Work to be completed
Every line of the data must be copied exactly.

____________

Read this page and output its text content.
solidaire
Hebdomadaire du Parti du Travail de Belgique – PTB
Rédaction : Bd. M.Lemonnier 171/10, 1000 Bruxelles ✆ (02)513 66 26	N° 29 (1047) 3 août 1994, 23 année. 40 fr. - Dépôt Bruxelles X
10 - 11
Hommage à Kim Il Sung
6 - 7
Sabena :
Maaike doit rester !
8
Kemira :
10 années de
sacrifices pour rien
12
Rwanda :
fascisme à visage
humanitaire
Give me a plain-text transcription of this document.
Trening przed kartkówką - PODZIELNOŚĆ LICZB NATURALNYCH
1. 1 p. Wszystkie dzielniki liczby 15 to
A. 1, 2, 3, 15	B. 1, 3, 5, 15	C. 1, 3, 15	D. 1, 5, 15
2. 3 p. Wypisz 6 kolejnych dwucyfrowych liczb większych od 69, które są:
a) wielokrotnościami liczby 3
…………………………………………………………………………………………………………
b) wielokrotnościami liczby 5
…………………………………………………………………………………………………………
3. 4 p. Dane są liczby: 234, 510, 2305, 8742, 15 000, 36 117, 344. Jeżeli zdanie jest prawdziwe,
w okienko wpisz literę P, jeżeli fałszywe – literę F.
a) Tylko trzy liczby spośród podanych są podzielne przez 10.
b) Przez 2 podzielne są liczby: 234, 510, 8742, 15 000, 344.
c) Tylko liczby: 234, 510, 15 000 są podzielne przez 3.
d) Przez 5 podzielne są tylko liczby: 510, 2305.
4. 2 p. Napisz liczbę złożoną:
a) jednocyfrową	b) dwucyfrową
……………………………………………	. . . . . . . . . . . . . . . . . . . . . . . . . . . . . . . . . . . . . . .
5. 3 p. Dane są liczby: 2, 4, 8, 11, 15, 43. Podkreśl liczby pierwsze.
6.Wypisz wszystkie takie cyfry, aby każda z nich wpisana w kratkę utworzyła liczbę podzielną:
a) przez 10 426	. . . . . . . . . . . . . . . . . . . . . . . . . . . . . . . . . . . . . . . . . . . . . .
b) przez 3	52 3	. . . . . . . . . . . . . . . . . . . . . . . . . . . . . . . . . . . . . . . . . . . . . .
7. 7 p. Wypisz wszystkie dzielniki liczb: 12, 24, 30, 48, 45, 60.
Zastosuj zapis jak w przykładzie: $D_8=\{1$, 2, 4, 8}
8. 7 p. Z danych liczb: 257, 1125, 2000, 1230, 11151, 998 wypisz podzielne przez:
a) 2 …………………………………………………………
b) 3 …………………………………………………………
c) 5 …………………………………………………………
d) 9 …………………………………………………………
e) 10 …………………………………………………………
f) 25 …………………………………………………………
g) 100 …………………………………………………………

____________

Answer to this exercise
Read this page and output its text content.
solidaire
Hebdomadaire du Parti du Travail de Belgique – PTB
Rédaction : Bd. M.Lemonnier 171/10, 1000 Bruxelles ✆ (02)513 66 26	N° 29 (1047) 3 août 1994, 23 année. 40 fr. - Dépôt Bruxelles X
10 - 11
Hommage à Kim Il Sung
6 - 7
Sabena :
Maaike doit rester !
8
Kemira :
10 années de
sacrifices pour rien
12
Rwanda :
fascisme à visage
humanitaire
Give me a plain-text transcription of this document.
Trening przed kartkówką - PODZIELNOŚĆ LICZB NATURALNYCH
1. 1 p. Wszystkie dzielniki liczby 15 to
A. 1, 2, 3, 15	B. 1, 3, 5, 15	C. 1, 3, 15	D. 1, 5, 15
2. 3 p. Wypisz 6 kolejnych dwucyfrowych liczb większych od 69, które są:
a) wielokrotnościami liczby 3
…………………………………………………………………………………………………………
b) wielokrotnościami liczby 5
…………………………………………………………………………………………………………
3. 4 p. Dane są liczby: 234, 510, 2305, 8742, 15 000, 36 117, 344. Jeżeli zdanie jest prawdziwe,
w okienko wpisz literę P, jeżeli fałszywe – literę F.
a) Tylko trzy liczby spośród podanych są podzielne przez 10.
b) Przez 2 podzielne są liczby: 234, 510, 8742, 15 000, 344.
c) Tylko liczby: 234, 510, 15 000 są podzielne przez 3.
d) Przez 5 podzielne są tylko liczby: 510, 2305.
4. 2 p. Napisz liczbę złożoną:
a) jednocyfrową	b) dwucyfrową
……………………………………………	. . . . . . . . . . . . . . . . . . . . . . . . . . . . . . . . . . . . . . .
5. 3 p. Dane są liczby: 2, 4, 8, 11, 15, 43. Podkreśl liczby pierwsze.
6.Wypisz wszystkie takie cyfry, aby każda z nich wpisana w kratkę utworzyła liczbę podzielną:
a) przez 10 426	. . . . . . . . . . . . . . . . . . . . . . . . . . . . . . . . . . . . . . . . . . . . . .
b) przez 3	52 3	. . . . . . . . . . . . . . . . . . . . . . . . . . . . . . . . . . . . . . . . . . . . . .
7. 7 p. Wypisz wszystkie dzielniki liczb: 12, 24, 30, 48, 45, 60.
Zastosuj zapis jak w przykładzie: $D_8=\{1$, 2, 4, 8}
8. 7 p. Z danych liczb: 257, 1125, 2000, 1230, 11151, 998 wypisz podzielne przez:
a) 2 …………………………………………………………
b) 3 …………………………………………………………
c) 5 …………………………………………………………
d) 9 …………………………………………………………
e) 10 …………………………………………………………
f) 25 …………………………………………………………
g) 100 …………………………………………………………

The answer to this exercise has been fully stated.